## Exercise aim
Your task is to transcribe all the entries exactly, excluding pictures.

[Rows from a figure dataset]
* * * *

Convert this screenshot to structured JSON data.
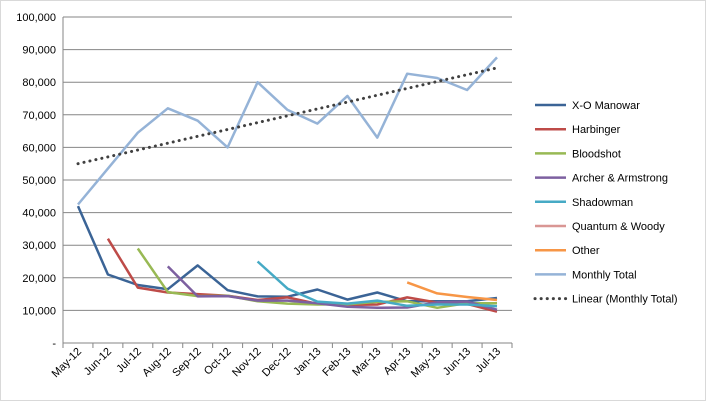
{
  "chart_data": {
    "type": "line",
    "title": "",
    "xlabel": "",
    "ylabel": "",
    "ylim": [
      0,
      100000
    ],
    "y_ticks": [
      0,
      10000,
      20000,
      30000,
      40000,
      50000,
      60000,
      70000,
      80000,
      90000,
      100000
    ],
    "y_tick_labels": [
      "-",
      "10,000",
      "20,000",
      "30,000",
      "40,000",
      "50,000",
      "60,000",
      "70,000",
      "80,000",
      "90,000",
      "100,000"
    ],
    "grid": "horizontal",
    "legend_position": "right",
    "categories": [
      "May-12",
      "Jun-12",
      "Jul-12",
      "Aug-12",
      "Sep-12",
      "Oct-12",
      "Nov-12",
      "Dec-12",
      "Jan-13",
      "Feb-13",
      "Mar-13",
      "Apr-13",
      "May-13",
      "Jun-13",
      "Jul-13"
    ],
    "series": [
      {
        "name": "X-O Manowar",
        "color": "#3b6496",
        "width": 2.5,
        "values": [
          42000,
          21000,
          17800,
          16500,
          23800,
          16200,
          14300,
          14200,
          16400,
          13300,
          15500,
          12800,
          12800,
          12800,
          13800
        ]
      },
      {
        "name": "Harbinger",
        "color": "#be4b48",
        "width": 2.5,
        "values": [
          null,
          32000,
          17000,
          15500,
          15000,
          14500,
          13200,
          14000,
          12000,
          11700,
          11800,
          14000,
          12400,
          12000,
          9600
        ]
      },
      {
        "name": "Bloodshot",
        "color": "#98b954",
        "width": 2.5,
        "values": [
          null,
          null,
          29000,
          15600,
          14400,
          14500,
          12800,
          12100,
          11800,
          11900,
          12600,
          12800,
          10800,
          12200,
          12200
        ]
      },
      {
        "name": "Archer & Armstrong",
        "color": "#7d60a0",
        "width": 2.5,
        "values": [
          null,
          null,
          null,
          23500,
          14300,
          14400,
          13000,
          13000,
          12200,
          11100,
          10800,
          10900,
          12500,
          12700,
          10200
        ]
      },
      {
        "name": "Shadowman",
        "color": "#46aac5",
        "width": 2.5,
        "values": [
          null,
          null,
          null,
          null,
          null,
          null,
          25000,
          16700,
          12700,
          12100,
          13000,
          11400,
          11800,
          11800,
          11300
        ]
      },
      {
        "name": "Quantum & Woody",
        "color": "#d99694",
        "width": 2.5,
        "values": [
          null,
          null,
          null,
          null,
          null,
          null,
          null,
          null,
          null,
          null,
          null,
          null,
          null,
          null,
          null
        ]
      },
      {
        "name": "Other",
        "color": "#f79646",
        "width": 2.5,
        "values": [
          null,
          null,
          null,
          null,
          null,
          null,
          null,
          null,
          null,
          null,
          null,
          18600,
          15200,
          14100,
          13200
        ]
      },
      {
        "name": "Monthly Total",
        "color": "#95b3d7",
        "width": 2.5,
        "values": [
          42500,
          53500,
          64500,
          72000,
          68200,
          60000,
          80000,
          71500,
          67300,
          75800,
          63000,
          82600,
          81300,
          77600,
          87600
        ]
      },
      {
        "name": "Linear (Monthly Total)",
        "color": "#404040",
        "width": 3,
        "dotted": true,
        "values": [
          55000,
          57100,
          59200,
          61300,
          63400,
          65500,
          67600,
          69700,
          71800,
          73900,
          76000,
          78100,
          80200,
          82300,
          84400
        ]
      }
    ]
  }
}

* * * *

## Finished answer
Convert this screenshot to structured JSON data.
{
  "chart_data": {
    "type": "line",
    "title": "",
    "xlabel": "",
    "ylabel": "",
    "ylim": [
      0,
      100000
    ],
    "y_ticks": [
      0,
      10000,
      20000,
      30000,
      40000,
      50000,
      60000,
      70000,
      80000,
      90000,
      100000
    ],
    "y_tick_labels": [
      "-",
      "10,000",
      "20,000",
      "30,000",
      "40,000",
      "50,000",
      "60,000",
      "70,000",
      "80,000",
      "90,000",
      "100,000"
    ],
    "grid": "horizontal",
    "legend_position": "right",
    "categories": [
      "May-12",
      "Jun-12",
      "Jul-12",
      "Aug-12",
      "Sep-12",
      "Oct-12",
      "Nov-12",
      "Dec-12",
      "Jan-13",
      "Feb-13",
      "Mar-13",
      "Apr-13",
      "May-13",
      "Jun-13",
      "Jul-13"
    ],
    "series": [
      {
        "name": "X-O Manowar",
        "color": "#3b6496",
        "width": 2.5,
        "values": [
          42000,
          21000,
          17800,
          16500,
          23800,
          16200,
          14300,
          14200,
          16400,
          13300,
          15500,
          12800,
          12800,
          12800,
          13800
        ]
      },
      {
        "name": "Harbinger",
        "color": "#be4b48",
        "width": 2.5,
        "values": [
          null,
          32000,
          17000,
          15500,
          15000,
          14500,
          13200,
          14000,
          12000,
          11700,
          11800,
          14000,
          12400,
          12000,
          9600
        ]
      },
      {
        "name": "Bloodshot",
        "color": "#98b954",
        "width": 2.5,
        "values": [
          null,
          null,
          29000,
          15600,
          14400,
          14500,
          12800,
          12100,
          11800,
          11900,
          12600,
          12800,
          10800,
          12200,
          12200
        ]
      },
      {
        "name": "Archer & Armstrong",
        "color": "#7d60a0",
        "width": 2.5,
        "values": [
          null,
          null,
          null,
          23500,
          14300,
          14400,
          13000,
          13000,
          12200,
          11100,
          10800,
          10900,
          12500,
          12700,
          10200
        ]
      },
      {
        "name": "Shadowman",
        "color": "#46aac5",
        "width": 2.5,
        "values": [
          null,
          null,
          null,
          null,
          null,
          null,
          25000,
          16700,
          12700,
          12100,
          13000,
          11400,
          11800,
          11800,
          11300
        ]
      },
      {
        "name": "Quantum & Woody",
        "color": "#d99694",
        "width": 2.5,
        "values": [
          null,
          null,
          null,
          null,
          null,
          null,
          null,
          null,
          null,
          null,
          null,
          null,
          null,
          null,
          null
        ]
      },
      {
        "name": "Other",
        "color": "#f79646",
        "width": 2.5,
        "values": [
          null,
          null,
          null,
          null,
          null,
          null,
          null,
          null,
          null,
          null,
          null,
          18600,
          15200,
          14100,
          13200
        ]
      },
      {
        "name": "Monthly Total",
        "color": "#95b3d7",
        "width": 2.5,
        "values": [
          42500,
          53500,
          64500,
          72000,
          68200,
          60000,
          80000,
          71500,
          67300,
          75800,
          63000,
          82600,
          81300,
          77600,
          87600
        ]
      },
      {
        "name": "Linear (Monthly Total)",
        "color": "#404040",
        "width": 3,
        "dotted": true,
        "values": [
          55000,
          57100,
          59200,
          61300,
          63400,
          65500,
          67600,
          69700,
          71800,
          73900,
          76000,
          78100,
          80200,
          82300,
          84400
        ]
      }
    ]
  }
}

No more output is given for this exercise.